What you should do:
In the listing that follows, count the lines holding the word "cenário" and report only that number.

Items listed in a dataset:
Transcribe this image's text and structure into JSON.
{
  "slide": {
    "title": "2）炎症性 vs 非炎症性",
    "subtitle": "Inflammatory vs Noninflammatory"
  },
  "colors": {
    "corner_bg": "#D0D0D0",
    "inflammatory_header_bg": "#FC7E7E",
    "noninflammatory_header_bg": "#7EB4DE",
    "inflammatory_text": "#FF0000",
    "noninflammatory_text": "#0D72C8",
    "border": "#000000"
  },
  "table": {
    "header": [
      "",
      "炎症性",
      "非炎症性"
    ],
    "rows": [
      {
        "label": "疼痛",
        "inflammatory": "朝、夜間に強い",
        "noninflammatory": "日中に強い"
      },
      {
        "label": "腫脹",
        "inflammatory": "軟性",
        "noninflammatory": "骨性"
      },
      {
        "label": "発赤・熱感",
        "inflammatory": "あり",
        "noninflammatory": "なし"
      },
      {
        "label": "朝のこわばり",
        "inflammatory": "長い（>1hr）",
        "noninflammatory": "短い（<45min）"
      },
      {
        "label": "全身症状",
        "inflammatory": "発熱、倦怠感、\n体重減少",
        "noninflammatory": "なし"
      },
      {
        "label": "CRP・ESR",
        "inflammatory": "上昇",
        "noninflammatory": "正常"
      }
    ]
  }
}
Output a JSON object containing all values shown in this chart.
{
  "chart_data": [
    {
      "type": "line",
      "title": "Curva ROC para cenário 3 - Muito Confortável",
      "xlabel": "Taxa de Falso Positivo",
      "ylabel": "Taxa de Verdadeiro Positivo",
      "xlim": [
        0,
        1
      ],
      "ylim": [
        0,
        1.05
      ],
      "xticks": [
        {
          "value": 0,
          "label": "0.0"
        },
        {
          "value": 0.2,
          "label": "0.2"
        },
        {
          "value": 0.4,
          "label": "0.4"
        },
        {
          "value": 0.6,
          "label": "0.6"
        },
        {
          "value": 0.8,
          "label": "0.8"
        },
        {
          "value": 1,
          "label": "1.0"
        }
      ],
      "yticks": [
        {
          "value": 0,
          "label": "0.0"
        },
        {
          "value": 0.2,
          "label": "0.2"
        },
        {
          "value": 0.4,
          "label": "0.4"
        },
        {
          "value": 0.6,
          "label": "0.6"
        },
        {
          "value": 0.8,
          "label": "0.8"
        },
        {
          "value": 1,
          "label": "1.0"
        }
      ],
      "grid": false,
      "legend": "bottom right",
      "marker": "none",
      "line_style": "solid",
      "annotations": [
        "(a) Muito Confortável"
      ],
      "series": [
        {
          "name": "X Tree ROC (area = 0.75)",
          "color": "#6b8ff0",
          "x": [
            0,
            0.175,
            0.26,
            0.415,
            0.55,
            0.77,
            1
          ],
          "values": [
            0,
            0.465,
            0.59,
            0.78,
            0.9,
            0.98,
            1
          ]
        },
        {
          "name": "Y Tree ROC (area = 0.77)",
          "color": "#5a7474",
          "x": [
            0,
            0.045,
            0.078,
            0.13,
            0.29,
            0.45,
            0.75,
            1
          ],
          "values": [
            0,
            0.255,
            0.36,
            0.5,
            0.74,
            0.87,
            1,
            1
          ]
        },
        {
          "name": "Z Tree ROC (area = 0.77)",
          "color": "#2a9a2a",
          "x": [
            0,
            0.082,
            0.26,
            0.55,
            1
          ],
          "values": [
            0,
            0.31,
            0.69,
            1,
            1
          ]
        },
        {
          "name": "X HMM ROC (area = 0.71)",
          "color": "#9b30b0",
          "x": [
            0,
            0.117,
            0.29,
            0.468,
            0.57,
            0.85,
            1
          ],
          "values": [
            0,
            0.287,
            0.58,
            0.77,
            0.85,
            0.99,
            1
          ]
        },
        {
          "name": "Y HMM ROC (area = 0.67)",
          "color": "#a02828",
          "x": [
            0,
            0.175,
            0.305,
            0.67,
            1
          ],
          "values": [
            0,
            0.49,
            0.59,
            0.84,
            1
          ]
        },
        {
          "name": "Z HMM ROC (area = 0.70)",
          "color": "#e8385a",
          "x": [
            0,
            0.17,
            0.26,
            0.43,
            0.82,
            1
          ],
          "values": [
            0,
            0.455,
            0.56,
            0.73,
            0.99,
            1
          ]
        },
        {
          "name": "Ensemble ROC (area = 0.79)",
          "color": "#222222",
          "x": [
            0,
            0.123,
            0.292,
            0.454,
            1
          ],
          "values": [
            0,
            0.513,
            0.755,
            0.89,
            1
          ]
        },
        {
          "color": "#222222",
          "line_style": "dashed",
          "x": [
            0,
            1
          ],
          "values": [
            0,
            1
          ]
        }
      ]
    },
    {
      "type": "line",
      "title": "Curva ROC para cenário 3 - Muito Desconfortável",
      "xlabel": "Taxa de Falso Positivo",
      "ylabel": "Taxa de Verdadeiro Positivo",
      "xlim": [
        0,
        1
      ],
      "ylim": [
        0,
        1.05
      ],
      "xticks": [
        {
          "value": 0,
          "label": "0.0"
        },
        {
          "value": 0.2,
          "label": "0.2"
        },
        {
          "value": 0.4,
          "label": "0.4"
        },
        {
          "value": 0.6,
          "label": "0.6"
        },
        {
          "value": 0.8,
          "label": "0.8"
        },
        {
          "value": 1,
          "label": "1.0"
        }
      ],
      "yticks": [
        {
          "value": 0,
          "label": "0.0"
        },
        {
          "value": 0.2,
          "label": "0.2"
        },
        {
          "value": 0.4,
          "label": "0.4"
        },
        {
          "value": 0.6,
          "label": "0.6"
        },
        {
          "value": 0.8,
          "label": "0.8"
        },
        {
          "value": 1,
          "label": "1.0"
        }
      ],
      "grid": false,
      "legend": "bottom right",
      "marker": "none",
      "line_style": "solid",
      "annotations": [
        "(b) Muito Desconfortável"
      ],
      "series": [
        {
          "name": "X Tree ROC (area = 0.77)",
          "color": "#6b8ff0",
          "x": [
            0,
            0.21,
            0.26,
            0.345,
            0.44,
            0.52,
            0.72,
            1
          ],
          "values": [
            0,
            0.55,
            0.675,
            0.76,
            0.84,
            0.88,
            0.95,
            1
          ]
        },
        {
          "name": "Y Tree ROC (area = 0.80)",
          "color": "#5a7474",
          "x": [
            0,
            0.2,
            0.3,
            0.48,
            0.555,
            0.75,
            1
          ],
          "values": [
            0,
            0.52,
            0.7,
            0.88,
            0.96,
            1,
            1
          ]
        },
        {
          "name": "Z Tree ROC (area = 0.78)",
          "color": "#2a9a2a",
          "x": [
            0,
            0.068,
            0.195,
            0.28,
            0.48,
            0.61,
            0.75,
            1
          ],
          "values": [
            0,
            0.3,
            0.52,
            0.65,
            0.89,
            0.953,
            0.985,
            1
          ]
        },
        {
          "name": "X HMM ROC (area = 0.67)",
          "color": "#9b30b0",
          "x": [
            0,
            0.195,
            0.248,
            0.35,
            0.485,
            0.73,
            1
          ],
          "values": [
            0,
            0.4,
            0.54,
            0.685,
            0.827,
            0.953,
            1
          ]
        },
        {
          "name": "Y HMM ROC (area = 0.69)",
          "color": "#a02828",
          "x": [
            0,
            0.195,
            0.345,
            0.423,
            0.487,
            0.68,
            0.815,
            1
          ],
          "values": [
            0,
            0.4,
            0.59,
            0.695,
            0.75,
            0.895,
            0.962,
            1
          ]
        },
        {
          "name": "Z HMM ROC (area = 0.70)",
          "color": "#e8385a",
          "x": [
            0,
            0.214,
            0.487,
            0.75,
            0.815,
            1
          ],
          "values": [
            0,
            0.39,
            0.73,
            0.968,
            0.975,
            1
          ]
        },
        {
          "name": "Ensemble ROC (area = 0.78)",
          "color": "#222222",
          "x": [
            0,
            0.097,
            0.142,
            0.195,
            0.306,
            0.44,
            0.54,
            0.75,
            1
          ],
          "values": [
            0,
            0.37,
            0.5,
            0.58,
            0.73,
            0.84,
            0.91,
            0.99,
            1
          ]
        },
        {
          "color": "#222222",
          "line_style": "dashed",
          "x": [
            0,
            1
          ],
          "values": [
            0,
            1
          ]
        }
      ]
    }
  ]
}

Response for this exercise:
2